Short problem A :: Return, word for word, the part of the Matthew 27:51-53 text that begins at the words "The Navarre Bible" and stops after "three possible explanations.".

Selection ::
>>>>>
Question – When Christ died on the cross, St Matthew says that tombs were opened and people who had died were raised and went into the city and appeared to many. How are we meant to understand this? Did they really rise in their bodies and walk around again?

THE passage to which you refer says that when Christ breathed his last, “behold, the curtain of the temple was torn in two, from top to bottom; and the earth shook, and the rocks were split; the tombs also were opened, and many bodies of the saints who had fallen asleep were raised, and coming out of the tombs after his resurrection they went into the holy city and appeared to many” (Mt 27:51-53).

The Navarre Bible commentary says that this passage is not clarified by any other passages in Scripture, nor has there been any statement from the Magisterium, but that the great Church writers have proposed three possible explanations.

The first is that, rather than resurrections in the strict sense, they would have been apparitions of these deceased people. This explanation, however, seems less faithful to the text, which uses the word “raised”, surrexerunt or “resurrected”, in Latin. This implies a true resurrection of the whole person, body and soul, not just an apparition.
<<<<<
Short problem B :: Retype the records from their first line, and stop after the line that contains "- table-cell: 900x2000: [540, 308, 677, 339]", including that line.

Data excerpts ::
>>>>>
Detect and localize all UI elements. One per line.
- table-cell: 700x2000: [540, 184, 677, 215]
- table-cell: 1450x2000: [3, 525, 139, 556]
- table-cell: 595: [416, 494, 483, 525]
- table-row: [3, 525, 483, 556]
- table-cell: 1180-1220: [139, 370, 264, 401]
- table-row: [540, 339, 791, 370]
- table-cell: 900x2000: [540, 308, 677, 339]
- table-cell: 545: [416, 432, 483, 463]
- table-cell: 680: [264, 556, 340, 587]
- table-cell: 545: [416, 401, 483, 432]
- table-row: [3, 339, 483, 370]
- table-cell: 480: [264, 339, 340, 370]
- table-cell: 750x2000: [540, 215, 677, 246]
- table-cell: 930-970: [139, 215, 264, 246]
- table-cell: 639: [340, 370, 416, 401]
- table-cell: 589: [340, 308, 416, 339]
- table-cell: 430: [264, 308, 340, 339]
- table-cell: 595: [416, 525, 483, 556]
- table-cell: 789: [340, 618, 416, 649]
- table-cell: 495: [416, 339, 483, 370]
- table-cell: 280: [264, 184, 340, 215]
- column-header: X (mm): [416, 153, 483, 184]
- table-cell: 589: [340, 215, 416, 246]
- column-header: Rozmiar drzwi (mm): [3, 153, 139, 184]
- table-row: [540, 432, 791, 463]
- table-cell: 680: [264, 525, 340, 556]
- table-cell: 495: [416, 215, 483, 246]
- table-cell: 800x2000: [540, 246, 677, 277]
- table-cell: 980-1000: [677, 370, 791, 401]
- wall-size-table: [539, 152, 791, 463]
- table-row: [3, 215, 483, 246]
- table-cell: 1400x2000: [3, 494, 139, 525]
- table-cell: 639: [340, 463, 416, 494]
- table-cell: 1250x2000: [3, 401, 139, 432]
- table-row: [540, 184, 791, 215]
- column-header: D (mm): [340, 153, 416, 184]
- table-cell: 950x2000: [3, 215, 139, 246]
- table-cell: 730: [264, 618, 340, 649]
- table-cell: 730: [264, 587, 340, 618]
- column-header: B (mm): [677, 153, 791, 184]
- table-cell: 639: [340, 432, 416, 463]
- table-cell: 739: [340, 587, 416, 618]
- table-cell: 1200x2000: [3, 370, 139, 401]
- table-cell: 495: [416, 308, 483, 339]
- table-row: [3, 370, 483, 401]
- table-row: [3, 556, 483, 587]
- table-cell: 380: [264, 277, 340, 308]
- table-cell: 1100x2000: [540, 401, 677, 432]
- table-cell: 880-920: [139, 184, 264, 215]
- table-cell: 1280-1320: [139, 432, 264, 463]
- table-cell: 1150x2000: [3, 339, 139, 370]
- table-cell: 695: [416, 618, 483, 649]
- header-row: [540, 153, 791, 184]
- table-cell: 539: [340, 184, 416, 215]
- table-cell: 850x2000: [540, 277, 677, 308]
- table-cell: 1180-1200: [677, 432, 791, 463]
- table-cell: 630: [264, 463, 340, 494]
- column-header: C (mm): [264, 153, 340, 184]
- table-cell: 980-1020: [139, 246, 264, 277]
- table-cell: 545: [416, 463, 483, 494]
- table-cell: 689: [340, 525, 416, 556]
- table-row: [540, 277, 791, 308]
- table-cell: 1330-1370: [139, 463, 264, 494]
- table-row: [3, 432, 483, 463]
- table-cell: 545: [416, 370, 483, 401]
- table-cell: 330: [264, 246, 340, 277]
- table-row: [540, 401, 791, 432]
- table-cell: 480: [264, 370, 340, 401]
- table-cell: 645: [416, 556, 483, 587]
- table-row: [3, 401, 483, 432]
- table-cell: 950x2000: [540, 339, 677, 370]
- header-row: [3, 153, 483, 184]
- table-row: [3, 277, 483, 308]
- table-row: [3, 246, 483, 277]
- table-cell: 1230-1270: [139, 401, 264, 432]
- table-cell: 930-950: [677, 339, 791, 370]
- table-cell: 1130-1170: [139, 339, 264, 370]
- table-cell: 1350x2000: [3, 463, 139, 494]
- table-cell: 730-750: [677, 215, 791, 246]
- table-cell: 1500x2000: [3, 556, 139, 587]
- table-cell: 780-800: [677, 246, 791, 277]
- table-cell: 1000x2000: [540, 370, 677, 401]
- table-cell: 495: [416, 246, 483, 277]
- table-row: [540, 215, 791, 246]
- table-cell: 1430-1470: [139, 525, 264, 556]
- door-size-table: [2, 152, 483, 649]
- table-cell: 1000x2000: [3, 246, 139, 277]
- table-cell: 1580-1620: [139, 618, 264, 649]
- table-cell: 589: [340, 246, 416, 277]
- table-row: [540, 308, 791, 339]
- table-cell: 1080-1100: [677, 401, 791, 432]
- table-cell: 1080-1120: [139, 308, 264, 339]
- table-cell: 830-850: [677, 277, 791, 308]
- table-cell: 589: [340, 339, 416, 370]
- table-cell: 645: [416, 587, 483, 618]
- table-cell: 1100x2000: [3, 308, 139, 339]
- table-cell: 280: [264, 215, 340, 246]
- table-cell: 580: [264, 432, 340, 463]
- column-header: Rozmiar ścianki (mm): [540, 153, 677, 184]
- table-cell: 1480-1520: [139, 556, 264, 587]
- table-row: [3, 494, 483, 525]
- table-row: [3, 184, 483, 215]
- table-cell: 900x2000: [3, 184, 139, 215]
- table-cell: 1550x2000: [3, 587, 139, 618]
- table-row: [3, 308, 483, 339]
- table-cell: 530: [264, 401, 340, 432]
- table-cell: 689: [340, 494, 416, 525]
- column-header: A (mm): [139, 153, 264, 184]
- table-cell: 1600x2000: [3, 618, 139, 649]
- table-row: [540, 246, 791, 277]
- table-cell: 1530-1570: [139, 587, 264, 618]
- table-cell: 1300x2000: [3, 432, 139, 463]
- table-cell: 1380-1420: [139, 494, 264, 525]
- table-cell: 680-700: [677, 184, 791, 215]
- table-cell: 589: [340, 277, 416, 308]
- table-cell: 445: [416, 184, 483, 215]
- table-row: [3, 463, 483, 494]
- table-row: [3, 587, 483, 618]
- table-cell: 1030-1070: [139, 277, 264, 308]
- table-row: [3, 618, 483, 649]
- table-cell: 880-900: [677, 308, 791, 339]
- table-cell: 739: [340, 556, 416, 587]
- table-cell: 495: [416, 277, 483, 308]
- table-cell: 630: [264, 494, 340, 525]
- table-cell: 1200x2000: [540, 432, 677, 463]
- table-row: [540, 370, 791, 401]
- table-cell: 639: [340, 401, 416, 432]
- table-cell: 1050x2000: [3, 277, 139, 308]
<<<<<
Problem solution A ::
The Navarre Bible commentary says that this passage is not clarified by any other passages in Scripture, nor has there been any statement from the Magisterium, but that the great Church writers have proposed three possible explanations.

Problem solution B ::
Detect and localize all UI elements. One per line.
- table-cell: 700x2000: [540, 184, 677, 215]
- table-cell: 1450x2000: [3, 525, 139, 556]
- table-cell: 595: [416, 494, 483, 525]
- table-row: [3, 525, 483, 556]
- table-cell: 1180-1220: [139, 370, 264, 401]
- table-row: [540, 339, 791, 370]
- table-cell: 900x2000: [540, 308, 677, 339]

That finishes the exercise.